Stated task:
Copy nothing but the text: reproduce each line of the listing exactly and leave the pictures out.

=====

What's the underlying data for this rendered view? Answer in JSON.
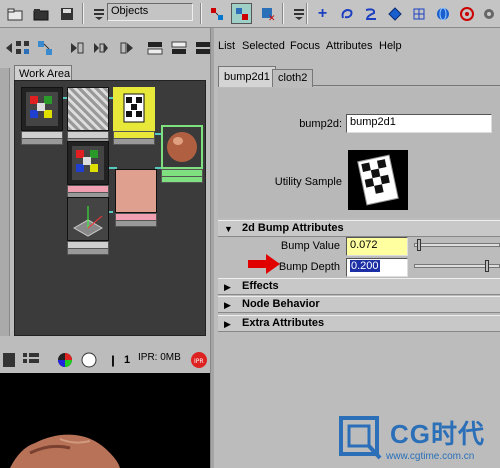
{
  "toolbar": {
    "objects_value": "Objects"
  },
  "left_panel": {
    "work_area_tab": "Work Area",
    "ipr_status": "IPR: 0MB",
    "pause_glyph": "❙",
    "render_divider_glyph": "1"
  },
  "attribute_editor": {
    "menu": [
      "List",
      "Selected",
      "Focus",
      "Attributes",
      "Help"
    ],
    "tabs": [
      "bump2d1",
      "cloth2"
    ],
    "node_type_label": "bump2d:",
    "node_name_value": "bump2d1",
    "utility_sample_label": "Utility Sample",
    "sections": {
      "bump": "2d Bump Attributes",
      "effects": "Effects",
      "node_behavior": "Node Behavior",
      "extra": "Extra Attributes"
    },
    "bump_value_label": "Bump Value",
    "bump_value": "0.072",
    "bump_depth_label": "Bump Depth",
    "bump_depth": "0.200",
    "bump_value_fraction": 0.04,
    "bump_depth_fraction": 0.87
  },
  "watermark": {
    "brand": "CG时代",
    "url": "www.cgtime.com.cn"
  },
  "colors": {
    "accent_blue": "#2a6fb8",
    "connection_cyan": "#58c9c0",
    "arrow_red": "#e00000",
    "selected_field_bg": "#1d2fa5"
  },
  "icons": [
    "folder-open-icon",
    "save-icon",
    "objects-menu-icon",
    "snap-icon",
    "select-icon",
    "move-icon",
    "lasso-icon",
    "curve-icon",
    "sphere-icon",
    "lattice-icon",
    "globe-icon",
    "gear-icon"
  ]
}
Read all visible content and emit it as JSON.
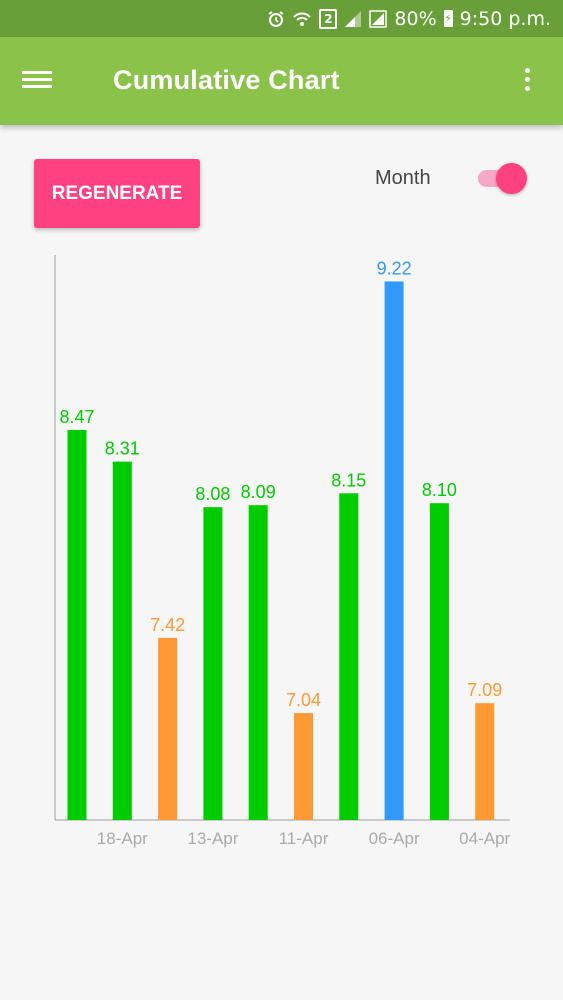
{
  "status_bar": {
    "sim_slot": "2",
    "battery": "80%",
    "time": "9:50 p.m.",
    "icons": [
      "alarm-icon",
      "wifi-icon",
      "sim-icon",
      "signal-icon",
      "signal-icon",
      "battery-charging-icon"
    ]
  },
  "toolbar": {
    "title": "Cumulative Chart",
    "menu_icon": "hamburger-menu-icon",
    "overflow_icon": "more-vert-icon"
  },
  "controls": {
    "regenerate_label": "REGENERATE",
    "switch_label": "Month",
    "switch_on": true
  },
  "colors": {
    "status_bar": "#689f38",
    "toolbar": "#8bc34a",
    "accent": "#ff4081",
    "bar_green": "#00cc00",
    "bar_orange": "#ff9933",
    "bar_blue": "#3399ff",
    "tick_label": "#aaaaaa"
  },
  "chart_data": {
    "type": "bar",
    "values": [
      8.47,
      8.31,
      7.42,
      8.08,
      8.09,
      7.04,
      8.15,
      9.22,
      8.1,
      7.09
    ],
    "value_labels": [
      "8.47",
      "8.31",
      "7.42",
      "8.08",
      "8.09",
      "7.04",
      "8.15",
      "9.22",
      "8.10",
      "7.09"
    ],
    "bar_colors": [
      "green",
      "green",
      "orange",
      "green",
      "green",
      "orange",
      "green",
      "blue",
      "green",
      "orange"
    ],
    "x_tick_labels": [
      {
        "bar_index": 1,
        "label": "18-Apr"
      },
      {
        "bar_index": 3,
        "label": "13-Apr"
      },
      {
        "bar_index": 5,
        "label": "11-Apr"
      },
      {
        "bar_index": 7,
        "label": "06-Apr"
      },
      {
        "bar_index": 9,
        "label": "04-Apr"
      }
    ],
    "ylim": [
      6.5,
      9.5
    ],
    "grid": false,
    "title": "",
    "xlabel": "",
    "ylabel": ""
  }
}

=====

Finished answer:
What's the underlying data for this rendered view? Answer in JSON.
{
  "toolbar": {
    "objects_value": "Objects"
  },
  "left_panel": {
    "work_area_tab": "Work Area",
    "ipr_status": "IPR: 0MB",
    "pause_glyph": "❙",
    "render_divider_glyph": "1"
  },
  "attribute_editor": {
    "menu": [
      "List",
      "Selected",
      "Focus",
      "Attributes",
      "Help"
    ],
    "tabs": [
      "bump2d1",
      "cloth2"
    ],
    "node_type_label": "bump2d:",
    "node_name_value": "bump2d1",
    "utility_sample_label": "Utility Sample",
    "sections": {
      "bump": "2d Bump Attributes",
      "effects": "Effects",
      "node_behavior": "Node Behavior",
      "extra": "Extra Attributes"
    },
    "bump_value_label": "Bump Value",
    "bump_value": "0.072",
    "bump_depth_label": "Bump Depth",
    "bump_depth": "0.200",
    "bump_value_fraction": 0.04,
    "bump_depth_fraction": 0.87
  },
  "watermark": {
    "brand": "CG时代",
    "url": "www.cgtime.com.cn"
  },
  "colors": {
    "accent_blue": "#2a6fb8",
    "connection_cyan": "#58c9c0",
    "arrow_red": "#e00000",
    "selected_field_bg": "#1d2fa5"
  },
  "icons": [
    "folder-open-icon",
    "save-icon",
    "objects-menu-icon",
    "snap-icon",
    "select-icon",
    "move-icon",
    "lasso-icon",
    "curve-icon",
    "sphere-icon",
    "lattice-icon",
    "globe-icon",
    "gear-icon"
  ]
}
Read all visible content and emit it as JSON.
{
  "status_bar": {
    "sim_slot": "2",
    "battery": "80%",
    "time": "9:50 p.m.",
    "icons": [
      "alarm-icon",
      "wifi-icon",
      "sim-icon",
      "signal-icon",
      "signal-icon",
      "battery-charging-icon"
    ]
  },
  "toolbar": {
    "title": "Cumulative Chart",
    "menu_icon": "hamburger-menu-icon",
    "overflow_icon": "more-vert-icon"
  },
  "controls": {
    "regenerate_label": "REGENERATE",
    "switch_label": "Month",
    "switch_on": true
  },
  "colors": {
    "status_bar": "#689f38",
    "toolbar": "#8bc34a",
    "accent": "#ff4081",
    "bar_green": "#00cc00",
    "bar_orange": "#ff9933",
    "bar_blue": "#3399ff",
    "tick_label": "#aaaaaa"
  },
  "chart_data": {
    "type": "bar",
    "values": [
      8.47,
      8.31,
      7.42,
      8.08,
      8.09,
      7.04,
      8.15,
      9.22,
      8.1,
      7.09
    ],
    "value_labels": [
      "8.47",
      "8.31",
      "7.42",
      "8.08",
      "8.09",
      "7.04",
      "8.15",
      "9.22",
      "8.10",
      "7.09"
    ],
    "bar_colors": [
      "green",
      "green",
      "orange",
      "green",
      "green",
      "orange",
      "green",
      "blue",
      "green",
      "orange"
    ],
    "x_tick_labels": [
      {
        "bar_index": 1,
        "label": "18-Apr"
      },
      {
        "bar_index": 3,
        "label": "13-Apr"
      },
      {
        "bar_index": 5,
        "label": "11-Apr"
      },
      {
        "bar_index": 7,
        "label": "06-Apr"
      },
      {
        "bar_index": 9,
        "label": "04-Apr"
      }
    ],
    "ylim": [
      6.5,
      9.5
    ],
    "grid": false,
    "title": "",
    "xlabel": "",
    "ylabel": ""
  }
}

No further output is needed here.